(Stored data entries)
———
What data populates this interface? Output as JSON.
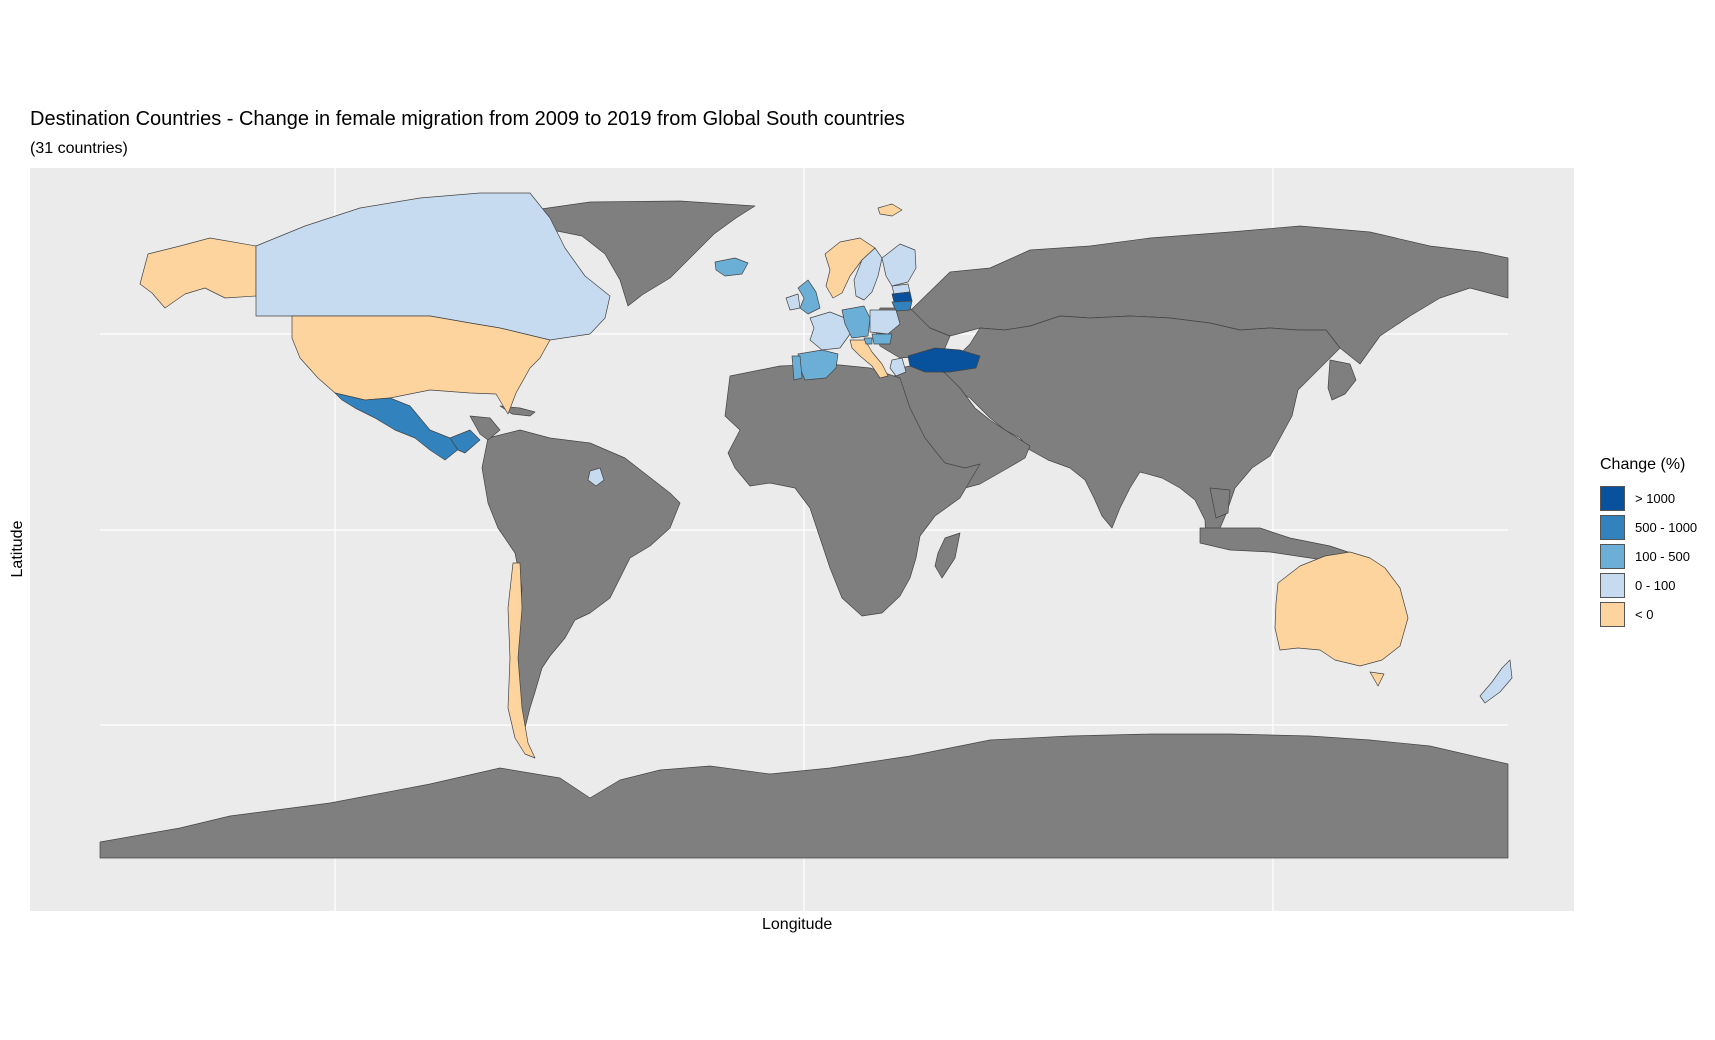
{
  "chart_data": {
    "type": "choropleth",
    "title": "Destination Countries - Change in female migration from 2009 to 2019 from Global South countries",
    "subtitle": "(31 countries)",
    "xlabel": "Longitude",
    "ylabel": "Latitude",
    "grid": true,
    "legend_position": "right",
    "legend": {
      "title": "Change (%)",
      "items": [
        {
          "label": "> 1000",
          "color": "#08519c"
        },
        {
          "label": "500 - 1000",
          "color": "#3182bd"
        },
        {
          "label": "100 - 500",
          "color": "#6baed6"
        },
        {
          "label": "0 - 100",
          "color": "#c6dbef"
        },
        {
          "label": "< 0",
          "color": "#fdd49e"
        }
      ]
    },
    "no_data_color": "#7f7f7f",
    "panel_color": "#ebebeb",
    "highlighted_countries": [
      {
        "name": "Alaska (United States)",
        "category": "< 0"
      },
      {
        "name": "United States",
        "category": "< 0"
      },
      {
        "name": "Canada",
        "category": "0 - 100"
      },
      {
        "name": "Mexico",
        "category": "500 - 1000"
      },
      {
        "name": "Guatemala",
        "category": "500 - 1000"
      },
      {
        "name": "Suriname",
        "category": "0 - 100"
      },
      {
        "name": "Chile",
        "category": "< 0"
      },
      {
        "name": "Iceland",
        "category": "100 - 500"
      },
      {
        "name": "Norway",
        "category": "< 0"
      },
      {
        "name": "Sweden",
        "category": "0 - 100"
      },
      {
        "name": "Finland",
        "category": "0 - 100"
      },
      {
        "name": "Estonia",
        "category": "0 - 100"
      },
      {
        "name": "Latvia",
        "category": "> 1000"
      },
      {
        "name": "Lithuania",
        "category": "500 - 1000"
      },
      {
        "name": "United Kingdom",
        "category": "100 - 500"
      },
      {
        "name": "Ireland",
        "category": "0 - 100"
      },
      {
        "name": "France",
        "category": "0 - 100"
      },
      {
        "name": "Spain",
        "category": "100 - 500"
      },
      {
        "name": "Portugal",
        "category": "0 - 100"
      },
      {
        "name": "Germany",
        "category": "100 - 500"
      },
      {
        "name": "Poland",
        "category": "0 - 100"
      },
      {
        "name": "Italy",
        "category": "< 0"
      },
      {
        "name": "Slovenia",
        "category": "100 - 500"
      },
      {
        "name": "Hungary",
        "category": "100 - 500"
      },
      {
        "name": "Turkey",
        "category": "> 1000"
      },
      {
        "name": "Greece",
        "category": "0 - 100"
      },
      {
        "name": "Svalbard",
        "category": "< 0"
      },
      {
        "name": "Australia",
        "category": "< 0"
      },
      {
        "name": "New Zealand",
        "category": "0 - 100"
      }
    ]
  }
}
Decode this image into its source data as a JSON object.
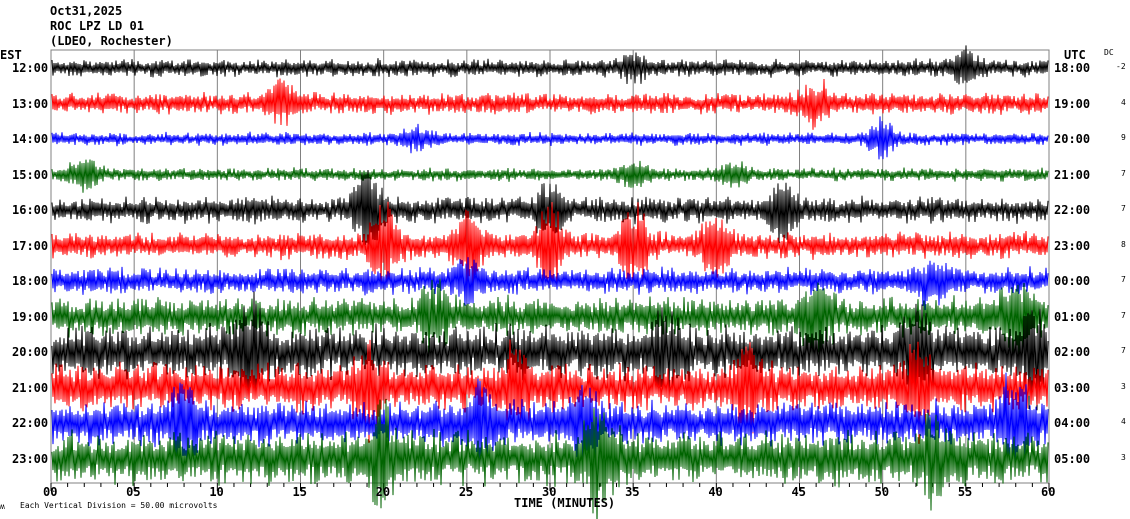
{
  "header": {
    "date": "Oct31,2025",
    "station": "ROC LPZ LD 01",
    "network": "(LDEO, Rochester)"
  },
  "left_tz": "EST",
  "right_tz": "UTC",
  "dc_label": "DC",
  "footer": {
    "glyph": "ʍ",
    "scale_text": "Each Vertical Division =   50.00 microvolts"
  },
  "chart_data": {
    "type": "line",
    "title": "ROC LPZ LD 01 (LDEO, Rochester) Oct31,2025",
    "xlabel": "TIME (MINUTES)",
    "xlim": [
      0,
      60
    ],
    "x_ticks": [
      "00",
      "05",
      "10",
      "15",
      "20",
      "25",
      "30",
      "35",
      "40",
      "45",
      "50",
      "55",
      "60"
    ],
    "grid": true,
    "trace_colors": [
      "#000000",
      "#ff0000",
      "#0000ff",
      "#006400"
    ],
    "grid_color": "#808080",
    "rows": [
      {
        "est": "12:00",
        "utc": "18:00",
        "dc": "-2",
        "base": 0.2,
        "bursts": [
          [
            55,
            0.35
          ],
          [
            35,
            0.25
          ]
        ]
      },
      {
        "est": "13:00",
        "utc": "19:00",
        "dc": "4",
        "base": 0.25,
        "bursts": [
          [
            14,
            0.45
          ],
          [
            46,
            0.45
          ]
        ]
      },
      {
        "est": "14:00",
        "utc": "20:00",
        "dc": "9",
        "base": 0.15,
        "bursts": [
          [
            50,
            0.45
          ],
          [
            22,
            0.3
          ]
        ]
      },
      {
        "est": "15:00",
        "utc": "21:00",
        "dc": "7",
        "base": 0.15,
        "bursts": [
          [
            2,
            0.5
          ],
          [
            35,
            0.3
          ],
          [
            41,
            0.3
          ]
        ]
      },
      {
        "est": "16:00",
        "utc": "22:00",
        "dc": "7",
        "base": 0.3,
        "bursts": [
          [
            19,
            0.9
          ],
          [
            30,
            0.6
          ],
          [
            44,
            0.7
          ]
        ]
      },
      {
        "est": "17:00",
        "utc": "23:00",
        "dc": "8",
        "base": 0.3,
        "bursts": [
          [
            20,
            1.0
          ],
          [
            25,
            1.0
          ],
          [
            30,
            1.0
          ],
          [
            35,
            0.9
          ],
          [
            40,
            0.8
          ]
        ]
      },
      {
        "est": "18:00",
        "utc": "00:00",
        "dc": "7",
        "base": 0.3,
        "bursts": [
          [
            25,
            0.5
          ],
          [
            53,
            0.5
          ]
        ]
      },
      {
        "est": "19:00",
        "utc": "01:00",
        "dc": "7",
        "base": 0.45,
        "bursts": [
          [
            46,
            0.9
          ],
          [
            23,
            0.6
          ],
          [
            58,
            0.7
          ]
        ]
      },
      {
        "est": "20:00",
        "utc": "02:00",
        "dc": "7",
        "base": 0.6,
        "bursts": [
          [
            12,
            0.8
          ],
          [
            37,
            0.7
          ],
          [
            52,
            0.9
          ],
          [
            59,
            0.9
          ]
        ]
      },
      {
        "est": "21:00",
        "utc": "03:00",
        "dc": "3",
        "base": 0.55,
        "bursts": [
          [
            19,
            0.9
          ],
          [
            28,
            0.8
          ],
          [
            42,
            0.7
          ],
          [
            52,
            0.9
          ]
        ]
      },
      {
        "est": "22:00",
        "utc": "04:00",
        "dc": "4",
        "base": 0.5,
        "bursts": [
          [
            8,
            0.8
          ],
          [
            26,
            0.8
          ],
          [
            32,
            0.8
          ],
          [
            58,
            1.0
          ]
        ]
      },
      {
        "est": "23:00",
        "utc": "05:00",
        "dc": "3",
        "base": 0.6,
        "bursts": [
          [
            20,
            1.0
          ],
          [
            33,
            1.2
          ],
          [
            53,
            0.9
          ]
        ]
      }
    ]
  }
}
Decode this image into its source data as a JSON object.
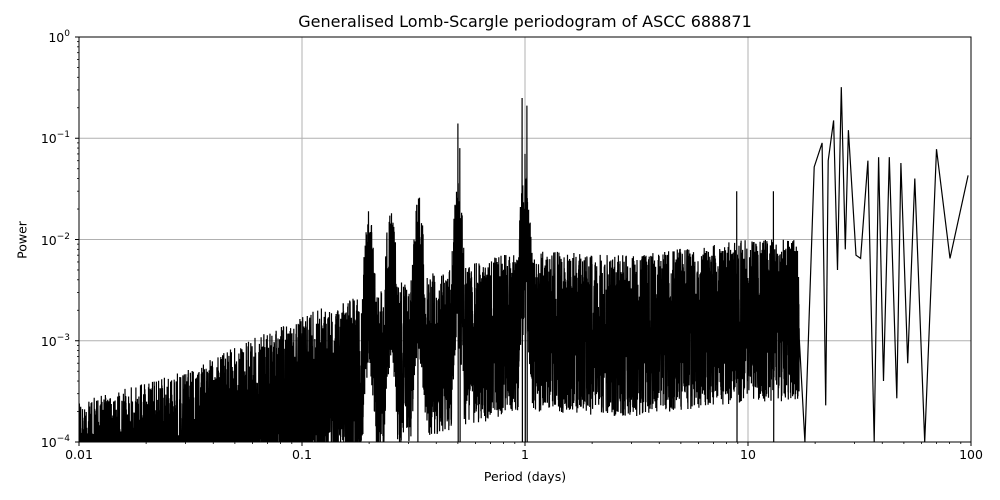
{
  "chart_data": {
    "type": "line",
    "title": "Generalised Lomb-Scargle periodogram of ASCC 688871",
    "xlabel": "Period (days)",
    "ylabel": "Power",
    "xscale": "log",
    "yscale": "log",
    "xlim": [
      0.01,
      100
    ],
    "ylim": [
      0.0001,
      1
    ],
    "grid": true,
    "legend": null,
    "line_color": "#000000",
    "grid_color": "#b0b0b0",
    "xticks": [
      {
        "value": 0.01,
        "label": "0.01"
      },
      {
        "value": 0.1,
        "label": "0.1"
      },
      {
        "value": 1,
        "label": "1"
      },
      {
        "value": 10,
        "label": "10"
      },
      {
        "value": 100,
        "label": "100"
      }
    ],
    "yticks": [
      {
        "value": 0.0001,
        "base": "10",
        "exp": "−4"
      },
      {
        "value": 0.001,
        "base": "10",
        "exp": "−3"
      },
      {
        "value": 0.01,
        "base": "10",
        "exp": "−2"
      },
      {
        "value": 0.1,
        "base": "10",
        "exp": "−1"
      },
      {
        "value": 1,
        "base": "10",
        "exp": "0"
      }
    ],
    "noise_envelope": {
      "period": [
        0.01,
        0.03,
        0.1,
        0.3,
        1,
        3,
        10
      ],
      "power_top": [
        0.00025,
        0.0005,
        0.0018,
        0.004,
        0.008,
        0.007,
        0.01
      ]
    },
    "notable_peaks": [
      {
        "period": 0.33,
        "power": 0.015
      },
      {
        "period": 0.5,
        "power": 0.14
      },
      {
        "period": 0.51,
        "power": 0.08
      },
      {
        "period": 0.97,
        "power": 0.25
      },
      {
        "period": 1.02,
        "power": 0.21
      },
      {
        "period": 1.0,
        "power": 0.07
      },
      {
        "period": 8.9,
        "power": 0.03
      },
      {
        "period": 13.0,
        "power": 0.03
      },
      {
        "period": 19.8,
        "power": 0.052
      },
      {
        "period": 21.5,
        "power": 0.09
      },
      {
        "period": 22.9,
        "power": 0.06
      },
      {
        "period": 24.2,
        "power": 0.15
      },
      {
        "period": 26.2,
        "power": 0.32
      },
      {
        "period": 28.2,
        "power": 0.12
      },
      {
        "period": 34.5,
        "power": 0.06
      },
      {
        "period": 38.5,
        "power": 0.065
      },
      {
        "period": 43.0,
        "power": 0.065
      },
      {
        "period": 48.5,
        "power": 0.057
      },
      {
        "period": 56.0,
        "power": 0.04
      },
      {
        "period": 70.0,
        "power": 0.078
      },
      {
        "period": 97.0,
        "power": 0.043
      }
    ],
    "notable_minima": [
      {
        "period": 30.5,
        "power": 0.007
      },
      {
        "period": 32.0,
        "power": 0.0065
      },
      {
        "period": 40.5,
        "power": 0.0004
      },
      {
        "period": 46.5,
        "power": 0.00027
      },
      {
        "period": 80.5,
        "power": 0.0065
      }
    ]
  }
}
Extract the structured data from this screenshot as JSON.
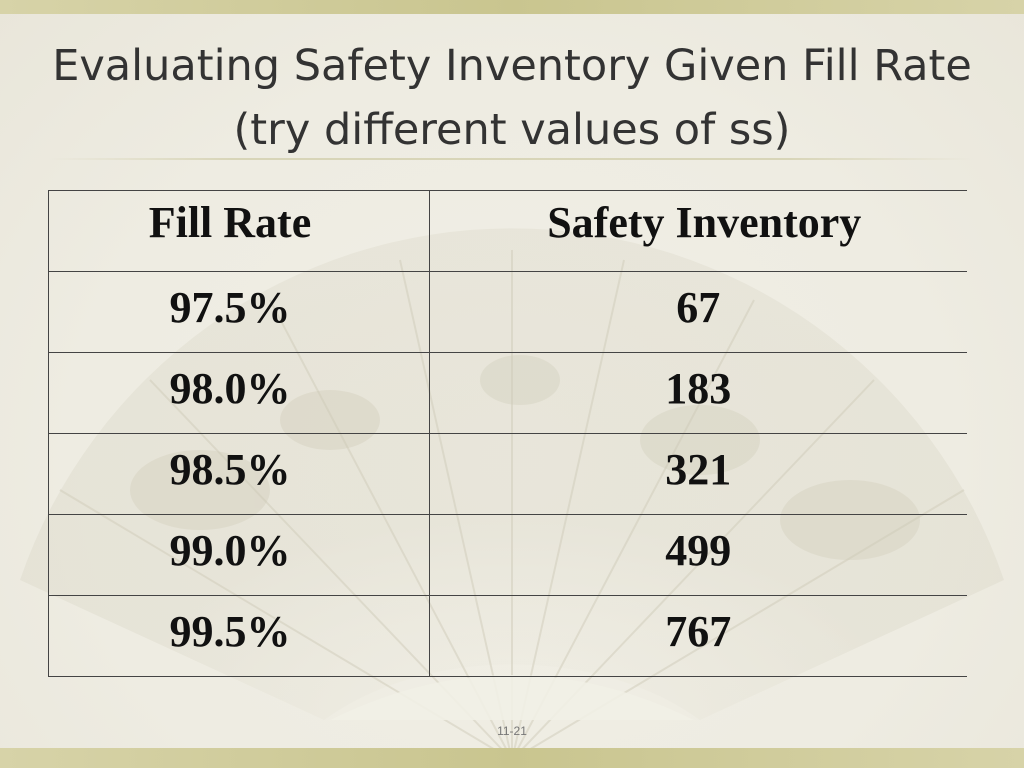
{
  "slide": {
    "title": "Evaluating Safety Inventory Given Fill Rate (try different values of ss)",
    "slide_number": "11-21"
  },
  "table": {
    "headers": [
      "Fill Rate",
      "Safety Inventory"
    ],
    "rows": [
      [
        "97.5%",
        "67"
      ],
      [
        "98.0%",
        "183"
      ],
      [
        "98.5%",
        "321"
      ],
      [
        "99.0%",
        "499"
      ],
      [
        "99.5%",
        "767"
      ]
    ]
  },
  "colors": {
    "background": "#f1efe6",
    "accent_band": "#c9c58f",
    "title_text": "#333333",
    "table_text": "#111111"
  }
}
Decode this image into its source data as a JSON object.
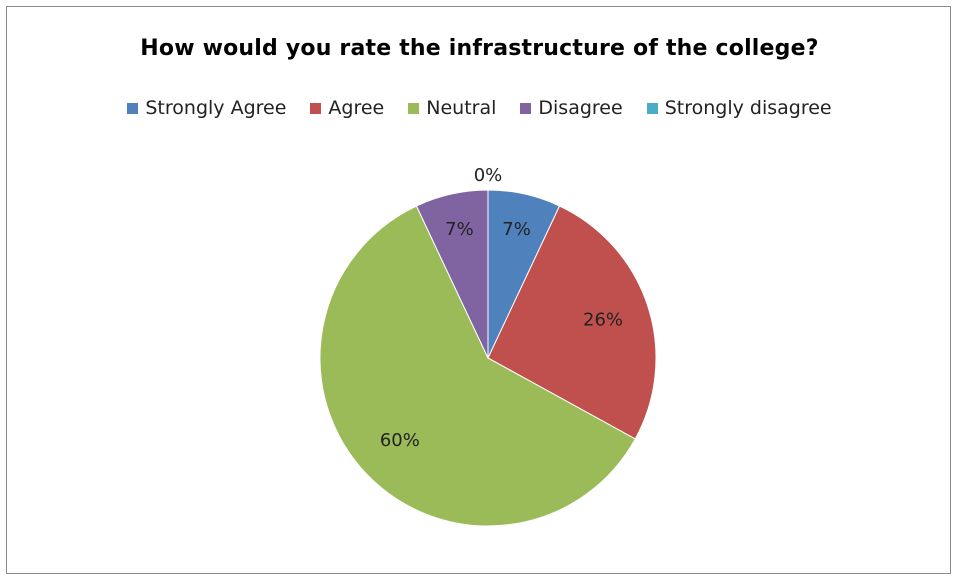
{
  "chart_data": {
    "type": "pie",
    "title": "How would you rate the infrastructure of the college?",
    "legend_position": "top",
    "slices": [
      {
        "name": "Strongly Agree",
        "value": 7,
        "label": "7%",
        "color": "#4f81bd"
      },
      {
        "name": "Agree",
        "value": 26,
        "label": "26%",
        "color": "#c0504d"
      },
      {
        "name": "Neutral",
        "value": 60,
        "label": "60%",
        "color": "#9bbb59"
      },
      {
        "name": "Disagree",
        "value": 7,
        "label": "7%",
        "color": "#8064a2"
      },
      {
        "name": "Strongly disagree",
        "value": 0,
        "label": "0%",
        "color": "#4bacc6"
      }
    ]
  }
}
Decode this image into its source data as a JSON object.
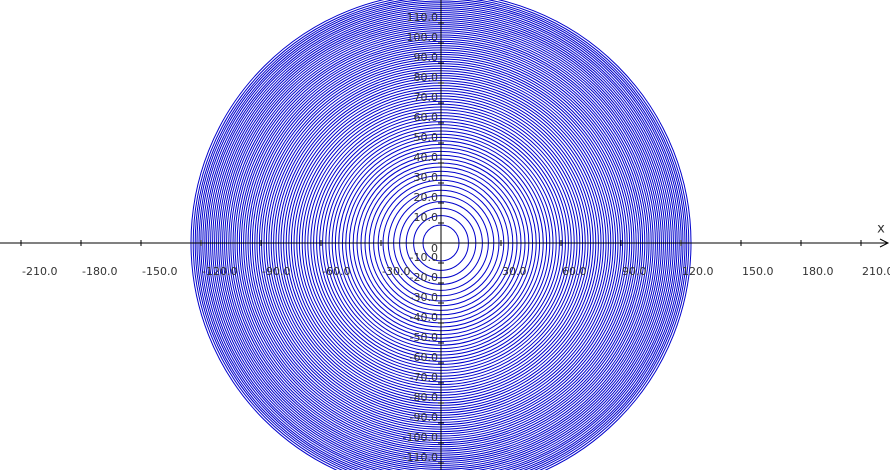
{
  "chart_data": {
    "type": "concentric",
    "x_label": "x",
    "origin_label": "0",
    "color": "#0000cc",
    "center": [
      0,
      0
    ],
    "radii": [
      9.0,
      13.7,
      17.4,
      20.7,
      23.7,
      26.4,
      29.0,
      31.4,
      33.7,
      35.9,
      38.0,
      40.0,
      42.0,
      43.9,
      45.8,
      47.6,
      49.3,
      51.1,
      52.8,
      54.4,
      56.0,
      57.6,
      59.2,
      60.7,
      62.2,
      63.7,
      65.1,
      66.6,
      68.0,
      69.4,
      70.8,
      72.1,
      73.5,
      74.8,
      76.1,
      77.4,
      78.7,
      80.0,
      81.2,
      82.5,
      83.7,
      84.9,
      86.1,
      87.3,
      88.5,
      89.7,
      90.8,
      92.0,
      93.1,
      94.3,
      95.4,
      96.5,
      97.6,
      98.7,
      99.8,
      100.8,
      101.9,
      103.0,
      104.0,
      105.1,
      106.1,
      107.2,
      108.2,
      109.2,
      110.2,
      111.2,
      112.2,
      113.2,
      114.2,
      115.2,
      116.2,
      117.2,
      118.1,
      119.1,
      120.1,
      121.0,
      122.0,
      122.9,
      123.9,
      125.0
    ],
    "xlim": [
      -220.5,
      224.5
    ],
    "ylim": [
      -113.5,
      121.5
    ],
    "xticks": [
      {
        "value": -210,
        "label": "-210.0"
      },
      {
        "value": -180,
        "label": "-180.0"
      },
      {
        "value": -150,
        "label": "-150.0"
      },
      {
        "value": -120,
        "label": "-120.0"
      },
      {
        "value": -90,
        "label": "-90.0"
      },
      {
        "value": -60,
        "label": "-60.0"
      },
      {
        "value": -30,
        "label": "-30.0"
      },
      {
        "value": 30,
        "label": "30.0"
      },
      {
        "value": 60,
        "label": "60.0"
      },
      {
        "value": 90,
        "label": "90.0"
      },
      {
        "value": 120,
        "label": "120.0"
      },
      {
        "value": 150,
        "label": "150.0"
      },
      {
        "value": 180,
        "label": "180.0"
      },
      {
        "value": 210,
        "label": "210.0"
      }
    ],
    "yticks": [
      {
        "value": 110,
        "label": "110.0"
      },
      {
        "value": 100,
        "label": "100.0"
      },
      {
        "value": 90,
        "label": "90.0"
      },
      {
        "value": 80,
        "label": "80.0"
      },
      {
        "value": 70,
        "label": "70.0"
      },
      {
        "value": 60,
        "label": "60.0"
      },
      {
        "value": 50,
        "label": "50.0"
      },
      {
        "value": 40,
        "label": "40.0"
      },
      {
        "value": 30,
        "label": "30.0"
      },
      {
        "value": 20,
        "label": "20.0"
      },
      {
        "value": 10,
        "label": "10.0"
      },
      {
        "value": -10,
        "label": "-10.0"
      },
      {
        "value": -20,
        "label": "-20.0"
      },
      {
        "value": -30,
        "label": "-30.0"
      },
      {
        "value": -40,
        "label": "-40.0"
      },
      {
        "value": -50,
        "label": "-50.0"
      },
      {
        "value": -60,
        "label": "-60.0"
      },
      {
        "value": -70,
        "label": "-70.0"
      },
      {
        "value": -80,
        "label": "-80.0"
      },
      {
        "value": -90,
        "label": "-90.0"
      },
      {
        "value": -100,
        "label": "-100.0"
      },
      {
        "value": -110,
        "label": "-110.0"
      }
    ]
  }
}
———
## Work to complete
Using the records above, copy each line that contains "Strongly".

## Expected answer
        "name": "Strongly Agree",
        "name": "Strongly disagree",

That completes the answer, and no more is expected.